__Texto para análise__:
==========

Ela é um dentre mais de 45 mil japoneses com Covid orientados a fazer algum tratamento em casa. Após as Olimpíadas de Tóquio, encerradas em 8 de agosto, o Japão vive uma alta de infecções impulsionada pela variante delta, com a disparada de casos graves e sobrecarga nos hospitais.
Neste mês, o premiê Yoshihide Suga determinou que hospitais admitam apenas pacientes com quadros muito graves, que precisam de tratamento intensivo e do uso de respiradores artificiais.
“Dizem que é tratamento em casa, mas na verdade é abandono em casa”, criticou o parlamentar Yukio Edano, líder da oposição, depois de o governo oficializar a diretriz.
Como Yumi, Yukie, na casa dos 40 anos, não conseguiu atendimento a tempo na capital. Diabética e com sintomas como febre e tosse, ela recebeu o diagnóstico no dia 10 e foi orientada a se tratar em casa, junto ao marido e o filho, também infectados. Dois dias depois, ela morreu.
Kenji, na faixa dos 50, precisou bater à porta de mais de 100 instituições médicas de Tóquio até conseguir um leito. Ele estava se recuperando da Covid-19 em casa, mas precisou ser internado pois não estava conseguindo respirar. A ambulância levou mais de 5 horas para encontrar um hospital com leito vago.

==========

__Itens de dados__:
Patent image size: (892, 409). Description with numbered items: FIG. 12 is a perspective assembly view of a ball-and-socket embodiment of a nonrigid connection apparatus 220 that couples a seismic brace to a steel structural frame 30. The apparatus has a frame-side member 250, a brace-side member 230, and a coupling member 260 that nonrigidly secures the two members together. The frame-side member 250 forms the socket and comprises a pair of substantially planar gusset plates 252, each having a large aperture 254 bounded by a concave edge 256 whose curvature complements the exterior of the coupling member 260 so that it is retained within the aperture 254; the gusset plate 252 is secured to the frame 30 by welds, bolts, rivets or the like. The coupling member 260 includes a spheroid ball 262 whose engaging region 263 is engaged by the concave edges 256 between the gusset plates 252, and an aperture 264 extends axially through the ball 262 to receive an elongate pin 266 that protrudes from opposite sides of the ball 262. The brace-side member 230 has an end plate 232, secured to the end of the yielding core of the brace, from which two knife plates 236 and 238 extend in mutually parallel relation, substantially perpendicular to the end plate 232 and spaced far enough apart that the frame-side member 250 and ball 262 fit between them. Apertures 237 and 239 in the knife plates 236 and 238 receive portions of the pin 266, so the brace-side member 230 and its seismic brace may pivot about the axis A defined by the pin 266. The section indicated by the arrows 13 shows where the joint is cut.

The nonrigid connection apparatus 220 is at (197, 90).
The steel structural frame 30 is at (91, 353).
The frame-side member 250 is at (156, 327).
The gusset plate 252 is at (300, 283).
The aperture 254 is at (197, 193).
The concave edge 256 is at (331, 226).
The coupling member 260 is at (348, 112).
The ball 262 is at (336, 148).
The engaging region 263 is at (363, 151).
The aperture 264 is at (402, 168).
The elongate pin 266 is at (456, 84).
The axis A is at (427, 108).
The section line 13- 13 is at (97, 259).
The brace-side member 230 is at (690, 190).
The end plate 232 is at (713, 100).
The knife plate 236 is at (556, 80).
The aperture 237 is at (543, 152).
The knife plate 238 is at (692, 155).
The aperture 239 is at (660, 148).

==========

__Tarefas e exercícios__:
[1] Responda às perguntas abaixo com base no texto sobre a Covid no Japão.
(a) Em que data foram encerradas as Olimpíadas de Tóquio?
(b) Pela determinação do premiê Yoshihide Suga, que pacientes os hospitais devem admitir?
(c) Quanto tempo a ambulância levou para encontrar um hospital com leito vago para Kenji?
[2] Segundo o texto sobre a Covid no Japão, por que Kenji precisou ser internado, se estava se recuperando em casa?

__Respostas dos problemas__:
[1]
(a) Em 8 de agosto.
(b) Apenas pacientes com quadros muito graves, que precisam de tratamento intensivo e do uso de respiradores artificiais.
(c) Mais de 5 horas.

[2] Kenji precisou ser internado porque não estava conseguindo respirar.